Exercise directions => Copy out the records in full, word for word, without pictures.
──────── Data records
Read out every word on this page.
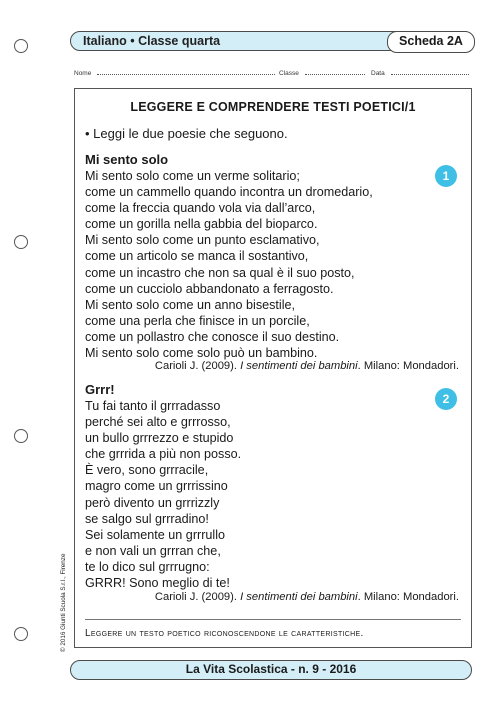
Italiano • Classe quarta	Scheda 2A
Nome	Classe	Data
LEGGERE E COMPRENDERE TESTI POETICI/1
• Leggi le due poesie che seguono.
Mi sento solo
1
Mi sento solo come un verme solitario;
come un cammello quando incontra un dromedario,
come la freccia quando vola via dall’arco,
come un gorilla nella gabbia del bioparco.
Mi sento solo come un punto esclamativo,
come un articolo se manca il sostantivo,
come un incastro che non sa qual è il suo posto,
come un cucciolo abbandonato a ferragosto.
Mi sento solo come un anno bisestile,
come una perla che finisce in un porcile,
come un pollastro che conosce il suo destino.
Mi sento solo come solo può un bambino.
Carioli J. (2009). I sentimenti dei bambini. Milano: Mondadori.
Grrr!
2
Tu fai tanto il grrradasso
perché sei alto e grrrosso,
un bullo grrrezzo e stupido
che grrrida a più non posso.
È vero, sono grrracile,
magro come un grrrissino
però divento un grrrizzly
se salgo sul grrradino!
Sei solamente un grrrullo
e non vali un grrran che,
te lo dico sul grrrugno:
GRRR! Sono meglio di te!
Carioli J. (2009). I sentimenti dei bambini. Milano: Mondadori.
Leggere un testo poetico riconoscendone le caratteristiche.
© 2016 Giunti Scuola S.r.l., Firenze
La Vita Scolastica - n. 9 - 2016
────────────────
Final result =>
Read out every word on this page.
Italiano • Classe quarta	Scheda 2A
Nome	Classe	Data
LEGGERE E COMPRENDERE TESTI POETICI/1
• Leggi le due poesie che seguono.
Mi sento solo
1
Mi sento solo come un verme solitario;
come un cammello quando incontra un dromedario,
come la freccia quando vola via dall’arco,
come un gorilla nella gabbia del bioparco.
Mi sento solo come un punto esclamativo,
come un articolo se manca il sostantivo,
come un incastro che non sa qual è il suo posto,
come un cucciolo abbandonato a ferragosto.
Mi sento solo come un anno bisestile,
come una perla che finisce in un porcile,
come un pollastro che conosce il suo destino.
Mi sento solo come solo può un bambino.
Carioli J. (2009). I sentimenti dei bambini. Milano: Mondadori.
Grrr!
2
Tu fai tanto il grrradasso
perché sei alto e grrrosso,
un bullo grrrezzo e stupido
che grrrida a più non posso.
È vero, sono grrracile,
magro come un grrrissino
però divento un grrrizzly
se salgo sul grrradino!
Sei solamente un grrrullo
e non vali un grrran che,
te lo dico sul grrrugno:
GRRR! Sono meglio di te!
Carioli J. (2009). I sentimenti dei bambini. Milano: Mondadori.
Leggere un testo poetico riconoscendone le caratteristiche.
© 2016 Giunti Scuola S.r.l., Firenze
La Vita Scolastica - n. 9 - 2016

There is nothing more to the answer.